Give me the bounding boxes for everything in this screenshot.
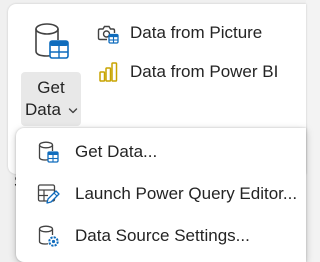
excel-ribbon-screenshot: Get Data Data from Picture Data from Pow…: [0, 0, 306, 262]
menu-item-get-data-label: Get Data...: [75, 142, 158, 161]
get-data-button[interactable]: Get Data: [21, 72, 81, 126]
get-data-label-line1: Get: [37, 78, 65, 97]
database-table-icon: [38, 141, 59, 163]
data-from-picture-button[interactable]: Data from Picture: [96, 19, 262, 47]
menu-item-launch-power-query-editor[interactable]: Launch Power Query Editor...: [16, 174, 306, 214]
data-from-power-bi-button[interactable]: Data from Power BI: [96, 58, 278, 86]
power-bi-icon: [99, 62, 118, 82]
menu-item-launch-power-query-editor-label: Launch Power Query Editor...: [75, 184, 298, 203]
database-settings-icon: [38, 225, 59, 247]
menu-item-get-data[interactable]: Get Data...: [16, 132, 306, 172]
picture-data-icon: [97, 25, 119, 44]
chevron-down-icon: [68, 108, 78, 114]
data-from-power-bi-label: Data from Power BI: [130, 62, 279, 81]
get-data-dropdown-menu: Get Data... Launch Power Query Editor...: [16, 128, 306, 262]
data-from-picture-label: Data from Picture: [130, 23, 263, 42]
table-edit-icon: [37, 184, 60, 204]
menu-item-data-source-settings-label: Data Source Settings...: [75, 226, 250, 245]
get-data-label-line2: Data: [25, 100, 61, 119]
database-table-icon[interactable]: [30, 20, 72, 66]
menu-item-data-source-settings[interactable]: Data Source Settings...: [16, 216, 306, 256]
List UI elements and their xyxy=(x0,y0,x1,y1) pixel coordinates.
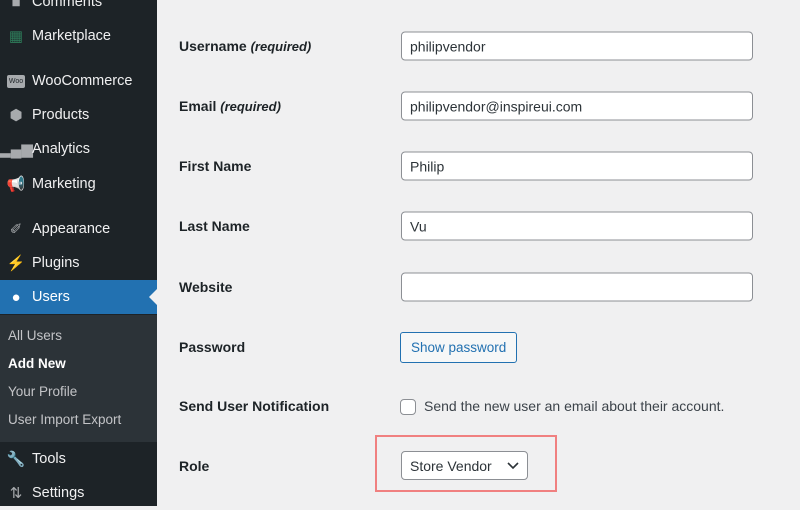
website-label: Website xyxy=(179,279,233,295)
website-input[interactable] xyxy=(401,272,753,302)
plug-icon: ⚡ xyxy=(6,255,26,272)
menu-woocommerce[interactable]: Woo WooCommerce xyxy=(0,64,157,98)
role-label: Role xyxy=(179,458,210,474)
notification-checkbox-label[interactable]: Send the new user an email about their a… xyxy=(424,398,724,414)
email-input[interactable] xyxy=(401,91,753,121)
sliders-icon: ⇅ xyxy=(9,485,23,502)
first-name-input[interactable] xyxy=(401,151,753,181)
menu-appearance[interactable]: ✐ Appearance xyxy=(0,212,157,246)
submenu-your-profile[interactable]: Your Profile xyxy=(8,382,77,402)
box-icon: ⬢ xyxy=(9,107,23,124)
role-select[interactable]: Store Vendor xyxy=(401,451,528,480)
notification-label: Send User Notification xyxy=(179,398,330,414)
wrench-icon: 🔧 xyxy=(6,451,26,468)
submenu-all-users[interactable]: All Users xyxy=(8,326,62,346)
last-name-input[interactable] xyxy=(401,211,753,241)
bar-chart-icon: ▂▄▆ xyxy=(0,141,33,158)
menu-tools[interactable]: 🔧 Tools xyxy=(0,442,157,476)
users-submenu: All Users Add New Your Profile User Impo… xyxy=(0,315,157,442)
user-icon: ● xyxy=(11,288,21,306)
menu-users[interactable]: ● Users xyxy=(0,280,157,314)
notification-checkbox[interactable] xyxy=(400,399,416,415)
menu-plugins[interactable]: ⚡ Plugins xyxy=(0,246,157,280)
show-password-button[interactable]: Show password xyxy=(400,332,518,363)
chevron-down-icon xyxy=(507,461,519,469)
menu-marketing[interactable]: 📢 Marketing xyxy=(0,167,157,201)
submenu-user-import-export[interactable]: User Import Export xyxy=(8,410,121,430)
menu-comments[interactable]: ■ Comments xyxy=(0,0,157,19)
submenu-add-new[interactable]: Add New xyxy=(8,354,66,374)
username-input[interactable] xyxy=(401,31,753,61)
admin-sidebar: ■ Comments ▦ Marketplace Woo WooCommerce ⬢ P… xyxy=(0,0,157,506)
store-icon: ▦ xyxy=(8,28,24,45)
first-name-label: First Name xyxy=(179,158,252,174)
email-label: Email (required) xyxy=(179,98,281,114)
password-label: Password xyxy=(179,339,246,355)
megaphone-icon: 📢 xyxy=(6,176,26,193)
brush-icon: ✐ xyxy=(9,221,23,238)
username-label: Username (required) xyxy=(179,38,312,54)
menu-products[interactable]: ⬢ Products xyxy=(0,98,157,132)
comment-icon: ■ xyxy=(11,0,21,11)
last-name-label: Last Name xyxy=(179,218,250,234)
menu-settings[interactable]: ⇅ Settings xyxy=(0,476,157,510)
woo-icon: Woo xyxy=(0,74,32,88)
menu-analytics[interactable]: ▂▄▆ Analytics xyxy=(0,132,157,166)
menu-marketplace[interactable]: ▦ Marketplace xyxy=(0,19,157,53)
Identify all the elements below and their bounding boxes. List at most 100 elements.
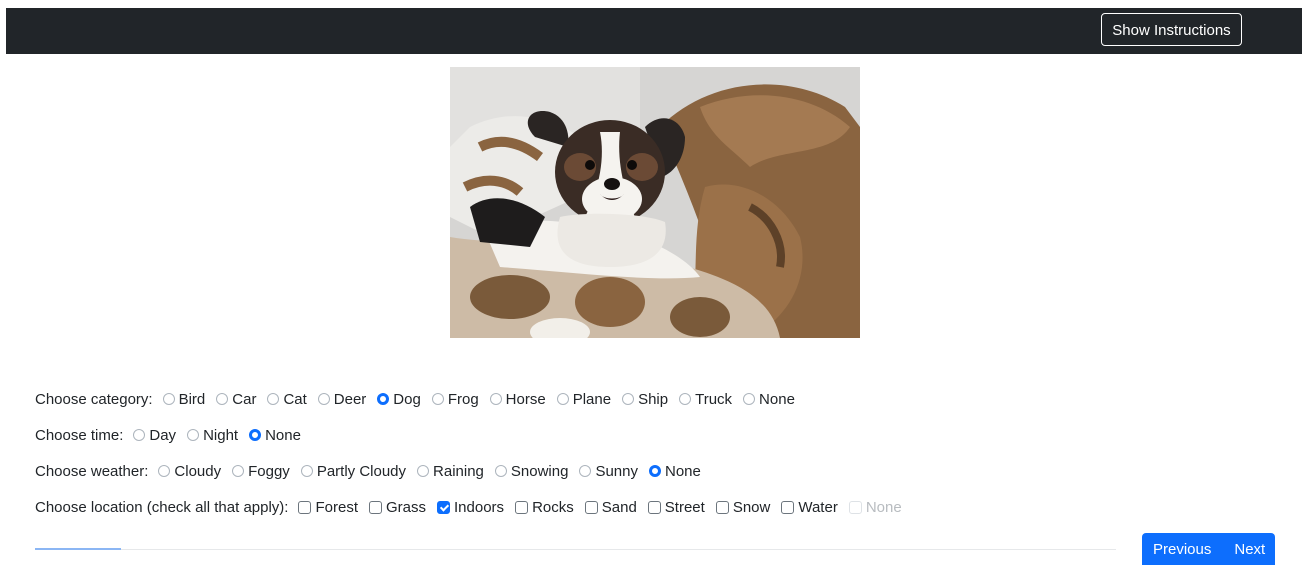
radio-horse[interactable] xyxy=(489,393,502,405)
radio-cat[interactable] xyxy=(267,393,280,405)
progress-fill xyxy=(35,548,122,550)
option-label: Indoors xyxy=(454,498,505,516)
option-rocks[interactable]: Rocks xyxy=(515,499,574,516)
option-label: Foggy xyxy=(248,462,290,480)
option-horse[interactable]: Horse xyxy=(489,390,546,408)
option-label: Rocks xyxy=(532,498,574,516)
radio-night[interactable] xyxy=(187,429,200,441)
option-ship[interactable]: Ship xyxy=(622,391,668,408)
option-label: None xyxy=(865,498,902,516)
option-snow[interactable]: Snow xyxy=(715,498,771,516)
option-label: Horse xyxy=(505,390,546,408)
checkbox-snow[interactable] xyxy=(715,500,729,514)
radio-ship[interactable] xyxy=(622,393,635,405)
radio-day[interactable] xyxy=(133,429,146,441)
option-water[interactable]: Water xyxy=(781,498,838,516)
radio-cloudy[interactable] xyxy=(158,465,171,477)
option-foggy[interactable]: Foggy xyxy=(232,463,290,480)
option-bird[interactable]: Bird xyxy=(162,390,206,408)
option-label: Street xyxy=(664,498,705,516)
option-grass[interactable]: Grass xyxy=(369,499,426,516)
option-label: Plane xyxy=(572,390,612,408)
checkbox-forest[interactable] xyxy=(298,500,312,514)
category-question: Choose category: Bird Car Cat Deer Dog Frog Ho… xyxy=(35,388,806,410)
option-cloudy[interactable]: Cloudy xyxy=(158,463,221,480)
radio-foggy[interactable] xyxy=(232,465,245,477)
radio-none[interactable] xyxy=(249,429,262,441)
option-label: None xyxy=(265,426,301,444)
option-label: None xyxy=(759,390,795,408)
next-button[interactable]: Next xyxy=(1234,541,1265,558)
option-truck[interactable]: Truck xyxy=(679,391,732,408)
checkbox-rocks[interactable] xyxy=(515,500,529,514)
option-label: Bird xyxy=(178,390,206,408)
radio-plane[interactable] xyxy=(556,393,569,405)
task-image xyxy=(450,67,860,338)
option-none: None xyxy=(848,498,902,516)
option-label: Truck xyxy=(695,390,733,408)
option-raining[interactable]: Raining xyxy=(417,463,484,480)
option-cat[interactable]: Cat xyxy=(267,390,307,408)
option-label: Sand xyxy=(601,498,637,516)
option-dog[interactable]: Dog xyxy=(377,391,421,408)
radio-snowing[interactable] xyxy=(494,465,507,477)
location-label: Choose location (check all that apply): xyxy=(35,498,289,516)
option-label: Cat xyxy=(283,390,307,408)
option-label: Deer xyxy=(333,390,367,408)
weather-question: Choose weather: Cloudy Foggy Partly Cloudy… xyxy=(35,460,712,482)
checkbox-water[interactable] xyxy=(781,500,795,514)
show-instructions-button[interactable]: Show Instructions xyxy=(1101,13,1242,46)
radio-deer[interactable] xyxy=(317,393,330,405)
top-navbar: Show Instructions xyxy=(6,8,1302,54)
option-label: Snowing xyxy=(510,462,569,480)
navigation-buttons: Previous Next xyxy=(1142,533,1275,565)
checkbox-grass[interactable] xyxy=(369,500,382,514)
option-deer[interactable]: Deer xyxy=(317,390,367,408)
radio-bird[interactable] xyxy=(162,393,175,405)
radio-raining[interactable] xyxy=(417,465,430,477)
radio-none[interactable] xyxy=(648,465,661,477)
checkbox-street[interactable] xyxy=(647,500,661,514)
option-label: Ship xyxy=(638,390,669,408)
option-night[interactable]: Night xyxy=(187,427,238,444)
radio-sunny[interactable] xyxy=(579,465,592,477)
option-forest[interactable]: Forest xyxy=(298,499,358,516)
weather-label: Choose weather: xyxy=(35,462,149,480)
checkbox-indoors[interactable] xyxy=(437,500,451,514)
radio-none[interactable] xyxy=(743,393,756,405)
radio-partly-cloudy[interactable] xyxy=(300,465,313,477)
checkbox-sand[interactable] xyxy=(584,500,598,514)
option-plane[interactable]: Plane xyxy=(556,390,612,408)
option-label: Dog xyxy=(393,390,421,408)
radio-truck[interactable] xyxy=(679,393,692,405)
option-partly-cloudy[interactable]: Partly Cloudy xyxy=(300,462,407,480)
option-none[interactable]: None xyxy=(648,462,701,480)
option-none[interactable]: None xyxy=(743,391,795,408)
category-label: Choose category: xyxy=(35,390,153,408)
option-label: Night xyxy=(203,426,239,444)
option-label: Grass xyxy=(386,498,427,516)
option-indoors[interactable]: Indoors xyxy=(437,499,504,516)
option-label: Cloudy xyxy=(174,462,222,480)
option-label: None xyxy=(664,462,701,480)
option-label: Snow xyxy=(732,498,771,516)
option-label: Partly Cloudy xyxy=(316,462,407,480)
location-question: Choose location (check all that apply): … xyxy=(35,496,913,518)
previous-button[interactable]: Previous xyxy=(1153,541,1211,558)
option-sand[interactable]: Sand xyxy=(584,498,637,516)
option-sunny[interactable]: Sunny xyxy=(579,463,638,480)
option-none[interactable]: None xyxy=(249,427,301,444)
option-frog[interactable]: Frog xyxy=(431,391,479,408)
time-question: Choose time: Day Night None xyxy=(35,424,312,446)
option-street[interactable]: Street xyxy=(647,498,705,516)
radio-dog[interactable] xyxy=(377,393,390,405)
option-label: Raining xyxy=(433,462,484,480)
radio-frog[interactable] xyxy=(431,393,444,405)
option-label: Forest xyxy=(315,498,358,516)
option-day[interactable]: Day xyxy=(133,427,176,444)
option-label: Day xyxy=(149,426,177,444)
option-snowing[interactable]: Snowing xyxy=(494,462,569,480)
radio-car[interactable] xyxy=(216,393,229,405)
option-car[interactable]: Car xyxy=(216,391,256,408)
option-label: Water xyxy=(798,498,838,516)
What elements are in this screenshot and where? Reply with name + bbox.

=====

[REQUEST] Return without change the lines from the one containing "radio-horse[interactable] xyxy=(489,393,502,405)" through the one containing "checkbox-rocks[interactable] xyxy=(515,500,529,514)", both included.

[THE SOLUTION]
radio-horse[interactable] xyxy=(489,393,502,405)
radio-cat[interactable] xyxy=(267,393,280,405)
progress-fill xyxy=(35,548,122,550)
option-label: Indoors xyxy=(454,498,505,516)
option-rocks[interactable]: Rocks xyxy=(515,499,574,516)
option-label: Foggy xyxy=(248,462,290,480)
option-horse[interactable]: Horse xyxy=(489,390,546,408)
option-label: Rocks xyxy=(532,498,574,516)
radio-night[interactable] xyxy=(187,429,200,441)
option-ship[interactable]: Ship xyxy=(622,391,668,408)
option-label: None xyxy=(865,498,902,516)
option-snow[interactable]: Snow xyxy=(715,498,771,516)
option-label: Horse xyxy=(505,390,546,408)
checkbox-snow[interactable] xyxy=(715,500,729,514)
radio-ship[interactable] xyxy=(622,393,635,405)
radio-day[interactable] xyxy=(133,429,146,441)
option-water[interactable]: Water xyxy=(781,498,838,516)
radio-cloudy[interactable] xyxy=(158,465,171,477)
option-foggy[interactable]: Foggy xyxy=(232,463,290,480)
option-bird[interactable]: Bird xyxy=(162,390,206,408)
option-label: Street xyxy=(664,498,705,516)
option-grass[interactable]: Grass xyxy=(369,499,426,516)
option-label: Plane xyxy=(572,390,612,408)
checkbox-forest[interactable] xyxy=(298,500,312,514)
category-question: Choose category: Bird Car Cat Deer Dog Frog Ho… xyxy=(35,388,806,410)
option-cloudy[interactable]: Cloudy xyxy=(158,463,221,480)
radio-foggy[interactable] xyxy=(232,465,245,477)
radio-none[interactable] xyxy=(249,429,262,441)
option-label: None xyxy=(265,426,301,444)
option-label: None xyxy=(759,390,795,408)
next-button[interactable]: Next xyxy=(1234,541,1265,558)
option-truck[interactable]: Truck xyxy=(679,391,732,408)
checkbox-rocks[interactable] xyxy=(515,500,529,514)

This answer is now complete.